*** STUDY TEXT ***

Now that the "big five" U.S. health insurers have all released their third-quarter earnings, it's clear that while the companies reported plenty of positive news, most are experiencing challenges in the individual market.

Here's a brief rundown of some of the highlights from the country's major payers, four of which are have pending merger deals:

  • UnitedHealth's overall Q3 revenue grew 27 percent year over year to $41.5 billion, and revenue from its Optum health services unit jumped 61 percent to $19.3 billion in Q3. Its overall third-quarter earnings came in at $1.6 billion. While the insurer will expand to 11 new public exchange markets in 2016, the report does note that its earnings growth, fueled by enrollment and price increases, "is partially offset by a continuing market trend toward lower price point products, including public exchange offerings."
  • ‚ÄčAetna reported operating earnings of $688.6 million--a 6 percent per share increase from the same quarter last year. Its net income for the third quarter was $560.1 million, or $1.59 per share. Based on these results, the insurer raised its 2015 operating earnings projection per share for the fourth time this year. Yet Aetna did acknowledge "challenges" in the individual market, even as CEO Mark Bertolini noted that "we think it's way too early to call it quits on the ACA and on the exchanges."
  • Anthem posted a third-quarter profit of $654.8 million, or $2.43 a share, up from the $630.9 million ($2.22 a share) it reported in Q3 of 2014. Overall, the company touts continued enrollment growth in its commercial and government business lines, noting its medical enrollment increased by 174,000 members in the quarter. But "our individual business continues to lag as a result of lower than expected enrollment," CEO Joseph Swedish acknowledged on a call with analysts.

*** End of STUDY TEXT ***
*** PROVIDED INFORMATION ***

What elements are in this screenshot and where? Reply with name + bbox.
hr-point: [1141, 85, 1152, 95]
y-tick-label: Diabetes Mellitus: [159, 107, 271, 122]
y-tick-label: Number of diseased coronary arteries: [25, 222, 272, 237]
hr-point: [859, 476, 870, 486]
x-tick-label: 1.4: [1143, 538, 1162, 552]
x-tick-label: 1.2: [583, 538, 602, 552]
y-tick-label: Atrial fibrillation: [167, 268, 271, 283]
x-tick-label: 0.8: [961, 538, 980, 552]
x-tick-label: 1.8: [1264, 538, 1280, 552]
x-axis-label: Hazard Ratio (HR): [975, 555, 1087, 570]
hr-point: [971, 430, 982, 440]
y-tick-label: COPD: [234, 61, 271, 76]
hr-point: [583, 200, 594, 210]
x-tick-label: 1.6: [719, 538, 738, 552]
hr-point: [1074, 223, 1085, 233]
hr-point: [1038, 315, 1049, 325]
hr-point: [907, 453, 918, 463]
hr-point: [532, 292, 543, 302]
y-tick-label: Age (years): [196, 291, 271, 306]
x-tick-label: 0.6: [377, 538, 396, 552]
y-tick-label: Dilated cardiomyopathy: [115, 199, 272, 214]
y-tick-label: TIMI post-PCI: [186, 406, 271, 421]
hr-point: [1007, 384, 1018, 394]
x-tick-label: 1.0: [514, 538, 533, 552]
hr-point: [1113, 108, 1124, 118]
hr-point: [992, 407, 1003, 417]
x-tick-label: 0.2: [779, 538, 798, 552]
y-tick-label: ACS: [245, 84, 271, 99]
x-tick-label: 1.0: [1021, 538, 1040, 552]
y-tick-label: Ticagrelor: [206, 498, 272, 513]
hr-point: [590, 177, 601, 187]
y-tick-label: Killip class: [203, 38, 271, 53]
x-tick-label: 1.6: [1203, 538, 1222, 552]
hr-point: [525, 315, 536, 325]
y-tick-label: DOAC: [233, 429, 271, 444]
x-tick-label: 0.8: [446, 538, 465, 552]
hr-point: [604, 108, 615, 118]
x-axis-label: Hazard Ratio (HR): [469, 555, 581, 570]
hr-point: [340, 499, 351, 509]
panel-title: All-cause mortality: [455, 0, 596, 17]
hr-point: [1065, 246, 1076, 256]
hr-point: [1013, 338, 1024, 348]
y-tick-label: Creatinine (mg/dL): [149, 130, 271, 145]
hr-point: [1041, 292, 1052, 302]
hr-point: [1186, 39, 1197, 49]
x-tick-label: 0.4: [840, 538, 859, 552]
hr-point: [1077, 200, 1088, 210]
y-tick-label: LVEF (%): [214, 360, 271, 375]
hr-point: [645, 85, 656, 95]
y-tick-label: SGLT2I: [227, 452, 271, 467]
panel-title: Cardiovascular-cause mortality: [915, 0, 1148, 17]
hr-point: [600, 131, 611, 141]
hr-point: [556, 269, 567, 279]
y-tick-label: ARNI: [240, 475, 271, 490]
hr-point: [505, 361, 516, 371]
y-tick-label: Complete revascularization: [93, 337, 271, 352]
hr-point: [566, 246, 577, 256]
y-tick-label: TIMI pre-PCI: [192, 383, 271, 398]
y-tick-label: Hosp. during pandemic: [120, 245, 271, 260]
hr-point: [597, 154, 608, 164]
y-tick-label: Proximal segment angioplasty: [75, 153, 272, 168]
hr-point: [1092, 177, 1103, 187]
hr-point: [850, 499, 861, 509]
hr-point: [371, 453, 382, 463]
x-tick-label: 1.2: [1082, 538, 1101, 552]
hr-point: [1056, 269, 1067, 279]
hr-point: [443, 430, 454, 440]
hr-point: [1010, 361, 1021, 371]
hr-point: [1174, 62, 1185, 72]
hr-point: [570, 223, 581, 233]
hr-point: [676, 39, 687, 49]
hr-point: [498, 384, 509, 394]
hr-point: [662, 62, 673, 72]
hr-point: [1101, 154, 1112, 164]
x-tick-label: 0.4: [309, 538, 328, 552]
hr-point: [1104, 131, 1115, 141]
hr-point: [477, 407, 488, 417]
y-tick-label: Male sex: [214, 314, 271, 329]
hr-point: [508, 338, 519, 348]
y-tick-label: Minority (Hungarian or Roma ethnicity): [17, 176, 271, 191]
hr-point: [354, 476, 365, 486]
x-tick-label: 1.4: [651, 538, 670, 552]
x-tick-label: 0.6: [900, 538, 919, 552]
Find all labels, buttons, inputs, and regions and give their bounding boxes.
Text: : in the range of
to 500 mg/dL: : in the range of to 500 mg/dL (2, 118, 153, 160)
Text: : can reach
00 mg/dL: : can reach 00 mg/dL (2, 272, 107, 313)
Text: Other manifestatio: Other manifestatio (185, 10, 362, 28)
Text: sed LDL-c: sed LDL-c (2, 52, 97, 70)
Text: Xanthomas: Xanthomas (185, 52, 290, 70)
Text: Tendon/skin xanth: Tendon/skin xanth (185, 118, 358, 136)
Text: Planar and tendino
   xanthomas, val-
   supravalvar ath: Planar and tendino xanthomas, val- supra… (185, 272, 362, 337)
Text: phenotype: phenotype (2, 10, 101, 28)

*** End of PROVIDED INFORMATION ***

**WORK TO BE COMPLETED:** Please continue the piece on the big insurers' third-quarter earnings, starting after its last sentence and leaving the lines aside.

**OUTPUT BELOW:**
  • Humana reported consolidated revenues of $13.36 billion, a 9 percent increase from the same quarter in 2014, noting that it added more members to its Medicare Advantage business. But the individual business also presented challenges for the insurer, as it announced in the earnings report the "discontinuance of certain products as well as market exits for 2016, with approximately 100,000 current members expected to be impacted." The company attributed the move to high benefit ratios for individual plans due to designs that attracted a higher-utilizing member base than it predicted.
  • Cigna, citing overall customer growth, increased operating expense efficiencies and margin improvement in its MA business, and reported consolidated revenues of $9.4 billion in Q3, which is an increase of 7 percent compared to the same quarter last year. While membership in the company's government plans rose 8.5 percent, Cigna said its revenue growth in 2016 could be offset by an expected reduction in individual market and Medicare Part D customers.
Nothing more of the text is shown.